Records from a dataset
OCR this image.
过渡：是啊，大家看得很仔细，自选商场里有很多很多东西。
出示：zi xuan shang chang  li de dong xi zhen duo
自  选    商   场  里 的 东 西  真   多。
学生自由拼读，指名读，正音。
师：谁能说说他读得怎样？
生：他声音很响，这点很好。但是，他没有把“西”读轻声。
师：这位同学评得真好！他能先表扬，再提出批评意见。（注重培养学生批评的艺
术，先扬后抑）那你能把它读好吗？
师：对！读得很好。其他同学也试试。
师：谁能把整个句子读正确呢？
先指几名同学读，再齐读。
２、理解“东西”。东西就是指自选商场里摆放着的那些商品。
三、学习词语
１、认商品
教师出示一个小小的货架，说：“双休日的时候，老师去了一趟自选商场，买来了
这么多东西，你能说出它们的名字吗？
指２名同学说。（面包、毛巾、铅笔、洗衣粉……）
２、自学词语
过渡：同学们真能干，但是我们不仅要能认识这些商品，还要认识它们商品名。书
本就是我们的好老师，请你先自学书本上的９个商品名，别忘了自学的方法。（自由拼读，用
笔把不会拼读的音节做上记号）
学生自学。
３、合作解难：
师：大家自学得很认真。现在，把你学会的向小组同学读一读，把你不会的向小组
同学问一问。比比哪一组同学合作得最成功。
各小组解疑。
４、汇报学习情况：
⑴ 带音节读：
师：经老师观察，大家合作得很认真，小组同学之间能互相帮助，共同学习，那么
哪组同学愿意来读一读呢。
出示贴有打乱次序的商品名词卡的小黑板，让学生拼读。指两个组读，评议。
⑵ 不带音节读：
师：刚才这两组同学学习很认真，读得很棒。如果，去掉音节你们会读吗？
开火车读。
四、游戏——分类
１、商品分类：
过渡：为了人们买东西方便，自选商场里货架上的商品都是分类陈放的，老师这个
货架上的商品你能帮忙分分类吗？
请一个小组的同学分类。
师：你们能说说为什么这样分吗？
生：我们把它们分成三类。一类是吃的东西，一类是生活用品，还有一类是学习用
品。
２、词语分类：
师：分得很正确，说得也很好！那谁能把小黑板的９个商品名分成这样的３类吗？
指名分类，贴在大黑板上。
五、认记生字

Brief: Write out the data again, exactly and in full.

Written solution:
OCR this image.
过渡：是啊，大家看得很仔细，自选商场里有很多很多东西。
出示：zi xuan shang chang  li de dong xi zhen duo
自  选    商   场  里 的 东 西  真   多。
学生自由拼读，指名读，正音。
师：谁能说说他读得怎样？
生：他声音很响，这点很好。但是，他没有把“西”读轻声。
师：这位同学评得真好！他能先表扬，再提出批评意见。（注重培养学生批评的艺
术，先扬后抑）那你能把它读好吗？
师：对！读得很好。其他同学也试试。
师：谁能把整个句子读正确呢？
先指几名同学读，再齐读。
２、理解“东西”。东西就是指自选商场里摆放着的那些商品。
三、学习词语
１、认商品
教师出示一个小小的货架，说：“双休日的时候，老师去了一趟自选商场，买来了
这么多东西，你能说出它们的名字吗？
指２名同学说。（面包、毛巾、铅笔、洗衣粉……）
２、自学词语
过渡：同学们真能干，但是我们不仅要能认识这些商品，还要认识它们商品名。书
本就是我们的好老师，请你先自学书本上的９个商品名，别忘了自学的方法。（自由拼读，用
笔把不会拼读的音节做上记号）
学生自学。
３、合作解难：
师：大家自学得很认真。现在，把你学会的向小组同学读一读，把你不会的向小组
同学问一问。比比哪一组同学合作得最成功。
各小组解疑。
４、汇报学习情况：
⑴ 带音节读：
师：经老师观察，大家合作得很认真，小组同学之间能互相帮助，共同学习，那么
哪组同学愿意来读一读呢。
出示贴有打乱次序的商品名词卡的小黑板，让学生拼读。指两个组读，评议。
⑵ 不带音节读：
师：刚才这两组同学学习很认真，读得很棒。如果，去掉音节你们会读吗？
开火车读。
四、游戏——分类
１、商品分类：
过渡：为了人们买东西方便，自选商场里货架上的商品都是分类陈放的，老师这个
货架上的商品你能帮忙分分类吗？
请一个小组的同学分类。
师：你们能说说为什么这样分吗？
生：我们把它们分成三类。一类是吃的东西，一类是生活用品，还有一类是学习用
品。
２、词语分类：
师：分得很正确，说得也很好！那谁能把小黑板的９个商品名分成这样的３类吗？
指名分类，贴在大黑板上。
五、认记生字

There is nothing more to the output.